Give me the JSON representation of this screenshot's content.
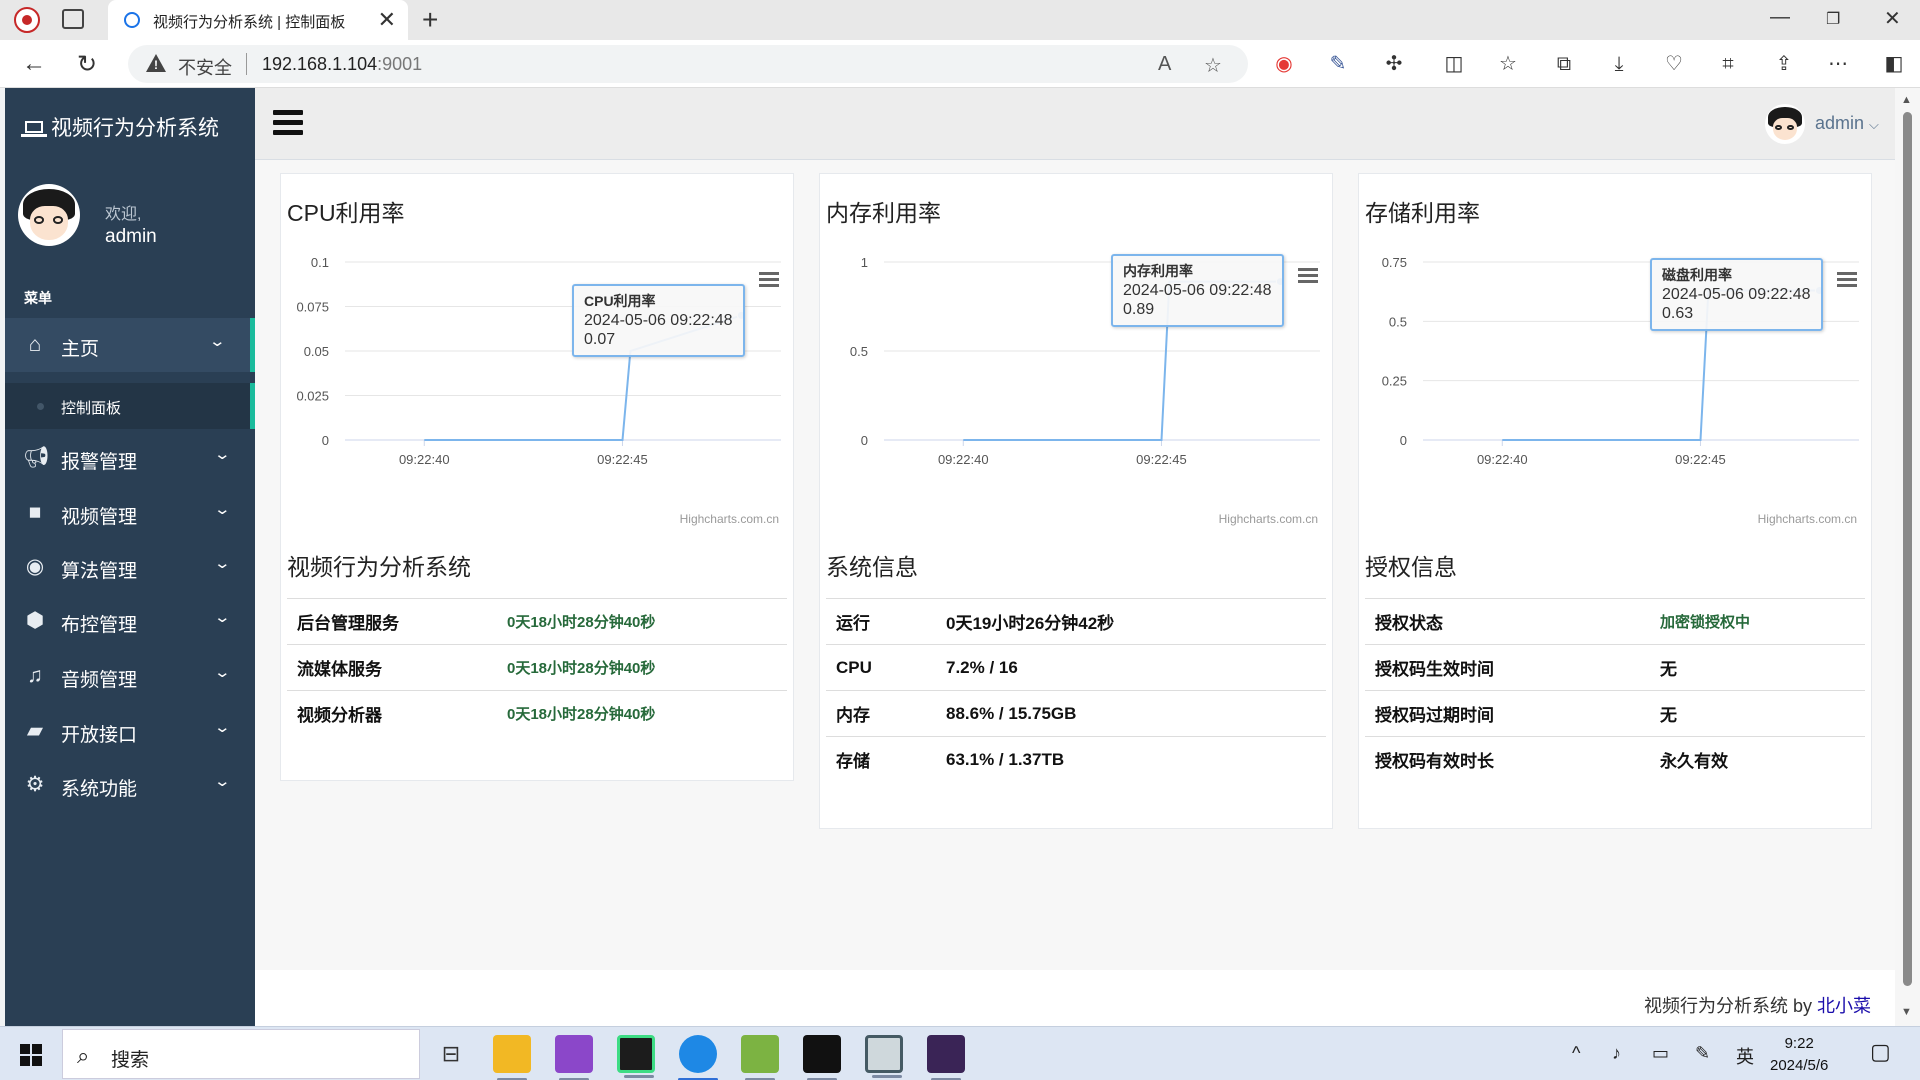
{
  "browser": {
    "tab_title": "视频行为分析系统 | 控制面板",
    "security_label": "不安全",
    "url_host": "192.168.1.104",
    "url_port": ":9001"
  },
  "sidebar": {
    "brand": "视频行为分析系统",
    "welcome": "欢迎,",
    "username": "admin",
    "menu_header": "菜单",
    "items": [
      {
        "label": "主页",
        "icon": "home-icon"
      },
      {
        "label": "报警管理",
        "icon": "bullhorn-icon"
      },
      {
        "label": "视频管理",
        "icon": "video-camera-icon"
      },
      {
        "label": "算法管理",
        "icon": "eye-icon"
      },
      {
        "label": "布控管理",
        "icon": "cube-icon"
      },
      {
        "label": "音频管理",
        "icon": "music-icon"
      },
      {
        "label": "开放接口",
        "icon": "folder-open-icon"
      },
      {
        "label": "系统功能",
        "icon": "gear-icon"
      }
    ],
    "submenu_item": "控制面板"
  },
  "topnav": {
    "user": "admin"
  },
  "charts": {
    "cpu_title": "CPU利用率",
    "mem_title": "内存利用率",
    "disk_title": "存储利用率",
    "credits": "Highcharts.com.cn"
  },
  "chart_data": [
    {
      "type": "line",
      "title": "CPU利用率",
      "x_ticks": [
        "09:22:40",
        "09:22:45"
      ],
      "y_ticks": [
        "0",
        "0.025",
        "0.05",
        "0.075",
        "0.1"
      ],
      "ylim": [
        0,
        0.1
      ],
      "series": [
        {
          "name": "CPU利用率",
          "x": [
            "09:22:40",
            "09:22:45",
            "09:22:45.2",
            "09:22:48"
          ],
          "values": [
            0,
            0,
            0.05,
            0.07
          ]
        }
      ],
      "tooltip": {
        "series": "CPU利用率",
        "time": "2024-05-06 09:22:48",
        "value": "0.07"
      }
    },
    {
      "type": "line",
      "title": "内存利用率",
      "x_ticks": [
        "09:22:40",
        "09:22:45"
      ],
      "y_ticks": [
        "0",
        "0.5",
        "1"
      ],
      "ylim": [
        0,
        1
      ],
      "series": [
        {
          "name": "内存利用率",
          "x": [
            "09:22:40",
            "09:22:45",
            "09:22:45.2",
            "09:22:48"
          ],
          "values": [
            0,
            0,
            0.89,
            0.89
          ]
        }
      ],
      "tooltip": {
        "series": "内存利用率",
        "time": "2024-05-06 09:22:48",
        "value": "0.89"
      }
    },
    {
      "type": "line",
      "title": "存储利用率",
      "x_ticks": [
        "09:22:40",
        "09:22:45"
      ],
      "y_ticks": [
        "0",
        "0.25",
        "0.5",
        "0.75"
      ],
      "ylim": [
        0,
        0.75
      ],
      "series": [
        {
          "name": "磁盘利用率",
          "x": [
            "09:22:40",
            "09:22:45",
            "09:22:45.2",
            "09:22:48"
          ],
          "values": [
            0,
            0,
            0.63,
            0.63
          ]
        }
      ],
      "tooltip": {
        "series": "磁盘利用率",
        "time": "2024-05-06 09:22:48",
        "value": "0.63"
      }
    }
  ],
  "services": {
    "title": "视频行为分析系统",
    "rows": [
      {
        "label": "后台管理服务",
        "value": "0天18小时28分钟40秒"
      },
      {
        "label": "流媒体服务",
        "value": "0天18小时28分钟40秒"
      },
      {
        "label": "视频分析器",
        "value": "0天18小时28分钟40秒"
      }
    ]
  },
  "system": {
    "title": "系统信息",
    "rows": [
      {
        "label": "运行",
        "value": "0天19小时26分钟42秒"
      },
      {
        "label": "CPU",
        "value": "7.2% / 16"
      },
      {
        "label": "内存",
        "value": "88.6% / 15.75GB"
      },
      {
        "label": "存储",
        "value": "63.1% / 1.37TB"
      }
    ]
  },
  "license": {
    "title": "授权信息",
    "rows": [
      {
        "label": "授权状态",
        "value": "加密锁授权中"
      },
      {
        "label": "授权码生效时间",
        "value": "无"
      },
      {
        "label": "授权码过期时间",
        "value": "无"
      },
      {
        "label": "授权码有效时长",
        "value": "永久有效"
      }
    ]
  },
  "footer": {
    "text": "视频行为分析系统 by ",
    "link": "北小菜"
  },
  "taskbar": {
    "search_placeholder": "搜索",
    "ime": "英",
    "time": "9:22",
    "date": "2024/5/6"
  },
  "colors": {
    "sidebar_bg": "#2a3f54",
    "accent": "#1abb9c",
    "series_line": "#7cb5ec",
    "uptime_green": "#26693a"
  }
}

⁂

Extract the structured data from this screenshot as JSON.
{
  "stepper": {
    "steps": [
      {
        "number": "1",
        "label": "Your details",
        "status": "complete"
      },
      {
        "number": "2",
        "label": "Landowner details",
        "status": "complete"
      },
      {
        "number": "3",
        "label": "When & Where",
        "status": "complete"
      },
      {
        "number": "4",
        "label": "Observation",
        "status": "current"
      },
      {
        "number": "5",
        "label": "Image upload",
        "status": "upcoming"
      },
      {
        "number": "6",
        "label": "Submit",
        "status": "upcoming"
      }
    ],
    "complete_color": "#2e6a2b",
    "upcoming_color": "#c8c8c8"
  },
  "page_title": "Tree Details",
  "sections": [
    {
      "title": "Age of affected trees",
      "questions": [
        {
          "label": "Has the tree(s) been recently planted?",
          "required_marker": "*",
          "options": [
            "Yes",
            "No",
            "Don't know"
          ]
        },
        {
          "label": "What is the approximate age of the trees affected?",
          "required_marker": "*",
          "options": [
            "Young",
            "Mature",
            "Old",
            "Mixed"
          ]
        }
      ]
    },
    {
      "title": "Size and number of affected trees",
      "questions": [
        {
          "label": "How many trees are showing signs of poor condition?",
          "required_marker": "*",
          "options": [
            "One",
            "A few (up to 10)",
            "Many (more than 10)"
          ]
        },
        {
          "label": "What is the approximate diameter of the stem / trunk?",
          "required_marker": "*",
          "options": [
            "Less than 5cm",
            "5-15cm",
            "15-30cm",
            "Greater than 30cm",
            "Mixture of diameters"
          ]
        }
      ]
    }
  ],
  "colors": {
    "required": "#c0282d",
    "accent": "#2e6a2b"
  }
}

⁂

> [REQUIRED WORK]: Identify each line in the records above that contains the word "number", and copy it out in full.

> [RESPONSE]:
        "number": "1",
        "number": "2",
        "number": "3",
        "number": "4",
        "number": "5",
        "number": "6",
      "title": "Size and number of affected trees",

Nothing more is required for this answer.